↓↓↓

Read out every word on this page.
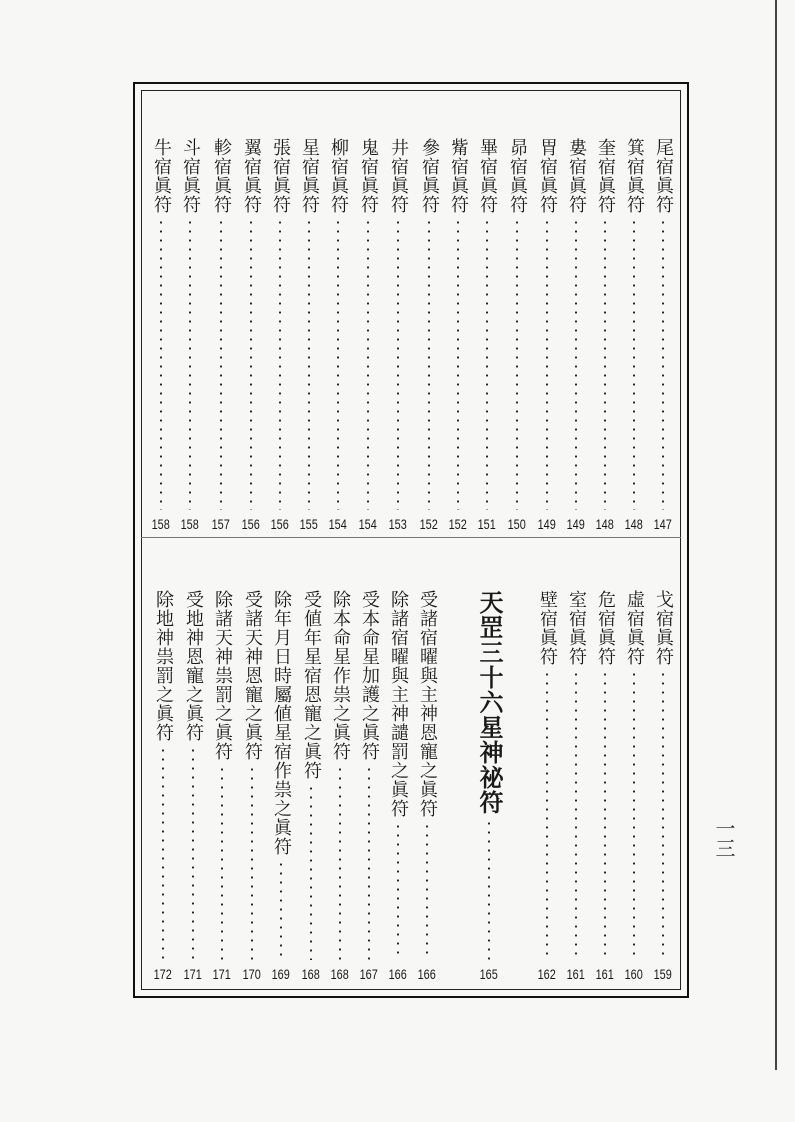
一三
尾宿眞符
147
箕宿眞符
148
奎宿眞符
148
婁宿眞符
149
胃宿眞符
149
昴宿眞符
150
畢宿眞符
151
觜宿眞符
152
參宿眞符
152
井宿眞符
153
鬼宿眞符
154
柳宿眞符
154
星宿眞符
155
張宿眞符
156
翼宿眞符
156
軫宿眞符
157
斗宿眞符
158
牛宿眞符
158
戈宿眞符
159
虛宿眞符
160
危宿眞符
161
室宿眞符
161
壁宿眞符
162
天罡三十六星神祕符
165
受諸宿曜與主神恩寵之眞符
166
除諸宿曜與主神譴罰之眞符
166
受本命星加護之眞符
167
除本命星作祟之眞符
168
受値年星宿恩寵之眞符
168
除年月日時屬値星宿作祟之眞符
169
受諸天神恩寵之眞符
170
除諸天神祟罰之眞符
171
受地神恩寵之眞符
171
除地神祟罰之眞符
172
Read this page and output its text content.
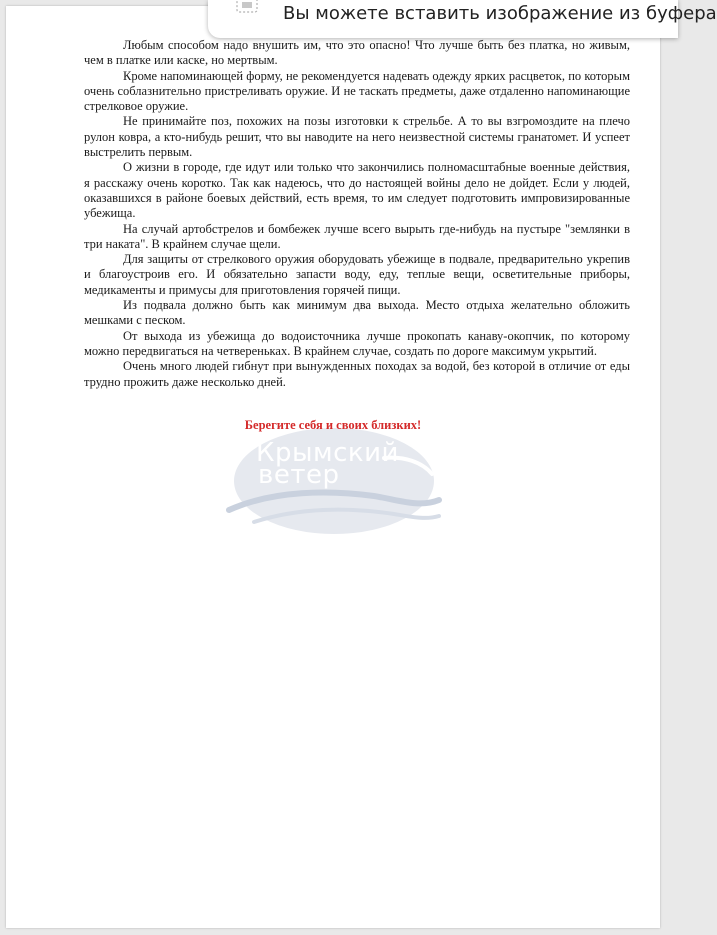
Любым способом надо внушить им, что это опасно! Что лучше быть без платка, но живым, чем в платке или каске, но мертвым.

Кроме напоминающей форму, не рекомендуется надевать одежду ярких расцветок, по которым очень соблазнительно пристреливать оружие. И не таскать предметы, даже отдаленно напоминающие стрелковое оружие.

Не принимайте поз, похожих на позы изготовки к стрельбе. А то вы взгромоздите на плечо рулон ковра, а кто-нибудь решит, что вы наводите на него неизвестной системы гранатомет. И успеет выстрелить первым.

О жизни в городе, где идут или только что закончились полномасштабные военные действия, я расскажу очень коротко. Так как надеюсь, что до настоящей войны дело не дойдет. Если у людей, оказавшихся в районе боевых действий, есть время, то им следует подготовить импровизированные убежища.

На случай артобстрелов и бомбежек лучше всего вырыть где-нибудь на пустыре "землянки в три наката". В крайнем случае щели.

Для защиты от стрелкового оружия оборудовать убежище в подвале, предварительно укрепив и благоустроив его. И обязательно запасти воду, еду, теплые вещи, осветительные приборы, медикаменты и примусы для приготовления горячей пищи.

Из подвала должно быть как минимум два выхода. Место отдыха желательно обложить мешками с песком.

От выхода из убежища до водоисточника лучше прокопать канаву-окопчик, по которому можно передвигаться на четвереньках. В крайнем случае, создать по дороге максимум укрытий.

Очень много людей гибнут при вынужденных походах за водой, без которой в отличие от еды трудно прожить даже несколько дней.

Крымский
ветер
Берегите себя и своих близких!
Вы можете вставить изображение из буфера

↑↑↑

* _WHAT THE TASK ASKS_:
Write out every line from the entries where "быть" appears.

* _TASK ANSWER_:
Любым способом надо внушить им, что это опасно! Что лучше быть без платка, но живым, чем в платке или каске, но мертвым.
Из подвала должно быть как минимум два выхода. Место отдыха желательно обложить мешками с песком.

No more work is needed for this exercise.